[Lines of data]
------------
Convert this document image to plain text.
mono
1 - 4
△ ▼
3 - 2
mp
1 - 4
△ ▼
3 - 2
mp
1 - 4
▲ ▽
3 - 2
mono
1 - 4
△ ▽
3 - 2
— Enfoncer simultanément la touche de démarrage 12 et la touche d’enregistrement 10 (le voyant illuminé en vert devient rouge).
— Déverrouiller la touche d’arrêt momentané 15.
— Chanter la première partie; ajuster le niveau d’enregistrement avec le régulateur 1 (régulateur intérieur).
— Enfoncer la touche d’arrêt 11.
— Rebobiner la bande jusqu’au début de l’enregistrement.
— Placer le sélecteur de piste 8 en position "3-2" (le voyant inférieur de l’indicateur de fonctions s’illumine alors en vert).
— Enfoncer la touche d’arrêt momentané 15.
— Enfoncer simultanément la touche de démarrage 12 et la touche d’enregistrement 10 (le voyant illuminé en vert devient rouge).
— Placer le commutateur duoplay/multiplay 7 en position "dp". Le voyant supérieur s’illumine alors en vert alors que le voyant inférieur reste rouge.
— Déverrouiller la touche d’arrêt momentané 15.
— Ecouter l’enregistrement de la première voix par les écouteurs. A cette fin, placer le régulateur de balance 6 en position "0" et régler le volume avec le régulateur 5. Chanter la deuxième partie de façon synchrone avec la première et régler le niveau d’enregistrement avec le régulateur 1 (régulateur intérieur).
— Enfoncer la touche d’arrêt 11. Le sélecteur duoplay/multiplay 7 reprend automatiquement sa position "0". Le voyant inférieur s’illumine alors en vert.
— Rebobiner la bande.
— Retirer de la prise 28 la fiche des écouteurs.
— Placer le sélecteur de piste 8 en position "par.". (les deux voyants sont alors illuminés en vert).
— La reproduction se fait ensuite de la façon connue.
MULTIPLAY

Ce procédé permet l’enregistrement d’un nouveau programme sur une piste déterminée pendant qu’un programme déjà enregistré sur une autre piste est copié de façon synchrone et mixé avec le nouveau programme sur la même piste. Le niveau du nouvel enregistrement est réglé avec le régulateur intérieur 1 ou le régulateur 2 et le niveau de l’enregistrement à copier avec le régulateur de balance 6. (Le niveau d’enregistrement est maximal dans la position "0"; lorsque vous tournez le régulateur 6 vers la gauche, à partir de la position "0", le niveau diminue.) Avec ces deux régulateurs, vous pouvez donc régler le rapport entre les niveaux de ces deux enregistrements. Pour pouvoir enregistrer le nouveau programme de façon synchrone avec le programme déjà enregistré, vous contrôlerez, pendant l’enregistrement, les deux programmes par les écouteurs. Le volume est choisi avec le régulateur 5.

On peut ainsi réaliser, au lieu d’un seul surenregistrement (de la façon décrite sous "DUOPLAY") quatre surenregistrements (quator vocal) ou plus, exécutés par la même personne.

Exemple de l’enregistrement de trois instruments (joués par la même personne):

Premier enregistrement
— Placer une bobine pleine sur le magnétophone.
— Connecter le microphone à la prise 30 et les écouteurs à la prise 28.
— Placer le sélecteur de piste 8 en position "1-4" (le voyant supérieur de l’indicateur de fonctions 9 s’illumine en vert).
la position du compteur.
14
------------
— Instructions for the task —
Copy all lines above containing the string "partie".

— Task response —
— Chanter la première partie; ajuster le niveau d’enregistrement avec le régulateur 1 (régulateur intérieur).
— Ecouter l’enregistrement de la première voix par les écouteurs. A cette fin, placer le régulateur de balance 6 en position "0" et régler le volume avec le régulateur 5. Chanter la deuxième partie de façon synchrone avec la première et régler le niveau d’enregistrement avec le régulateur 1 (régulateur intérieur).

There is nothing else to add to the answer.